What the exercise asks - Can you reproduce word for word everything from the start of the listing through the line containing "The flexible water", with that line included?

Data provided -
####################

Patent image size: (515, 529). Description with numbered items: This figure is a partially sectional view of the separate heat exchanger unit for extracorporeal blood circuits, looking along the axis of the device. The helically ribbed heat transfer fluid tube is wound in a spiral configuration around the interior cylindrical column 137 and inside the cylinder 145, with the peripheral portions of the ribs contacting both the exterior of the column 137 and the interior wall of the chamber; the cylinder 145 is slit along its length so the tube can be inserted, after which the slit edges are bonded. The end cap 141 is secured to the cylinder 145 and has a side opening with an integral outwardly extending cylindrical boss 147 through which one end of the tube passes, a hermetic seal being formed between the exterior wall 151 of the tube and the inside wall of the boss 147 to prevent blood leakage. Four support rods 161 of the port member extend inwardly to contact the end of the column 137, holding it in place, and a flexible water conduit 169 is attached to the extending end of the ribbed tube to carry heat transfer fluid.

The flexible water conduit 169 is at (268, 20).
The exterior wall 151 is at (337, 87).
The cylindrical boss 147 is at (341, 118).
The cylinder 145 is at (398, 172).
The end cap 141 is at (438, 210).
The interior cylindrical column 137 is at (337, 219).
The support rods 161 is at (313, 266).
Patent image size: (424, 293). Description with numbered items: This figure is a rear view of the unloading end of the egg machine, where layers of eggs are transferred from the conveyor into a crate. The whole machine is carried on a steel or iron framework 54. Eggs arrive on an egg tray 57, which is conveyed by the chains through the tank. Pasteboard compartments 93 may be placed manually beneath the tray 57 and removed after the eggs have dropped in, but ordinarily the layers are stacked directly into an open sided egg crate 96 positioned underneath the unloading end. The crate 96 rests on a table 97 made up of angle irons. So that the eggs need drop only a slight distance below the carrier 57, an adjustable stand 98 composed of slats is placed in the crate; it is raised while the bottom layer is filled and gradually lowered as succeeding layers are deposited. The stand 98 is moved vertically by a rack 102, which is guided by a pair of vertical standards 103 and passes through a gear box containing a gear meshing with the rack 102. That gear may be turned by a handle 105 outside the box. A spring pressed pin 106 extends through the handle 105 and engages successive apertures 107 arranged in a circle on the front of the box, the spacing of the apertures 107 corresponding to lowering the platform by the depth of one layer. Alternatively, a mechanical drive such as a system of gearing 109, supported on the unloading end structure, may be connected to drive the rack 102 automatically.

####################

Output for this exercise -
Patent image size: (515, 529). Description with numbered items: This figure is a partially sectional view of the separate heat exchanger unit for extracorporeal blood circuits, looking along the axis of the device. The helically ribbed heat transfer fluid tube is wound in a spiral configuration around the interior cylindrical column 137 and inside the cylinder 145, with the peripheral portions of the ribs contacting both the exterior of the column 137 and the interior wall of the chamber; the cylinder 145 is slit along its length so the tube can be inserted, after which the slit edges are bonded. The end cap 141 is secured to the cylinder 145 and has a side opening with an integral outwardly extending cylindrical boss 147 through which one end of the tube passes, a hermetic seal being formed between the exterior wall 151 of the tube and the inside wall of the boss 147 to prevent blood leakage. Four support rods 161 of the port member extend inwardly to contact the end of the column 137, holding it in place, and a flexible water conduit 169 is attached to the extending end of the ribbed tube to carry heat transfer fluid.

The flexible water conduit 169 is at (268, 20).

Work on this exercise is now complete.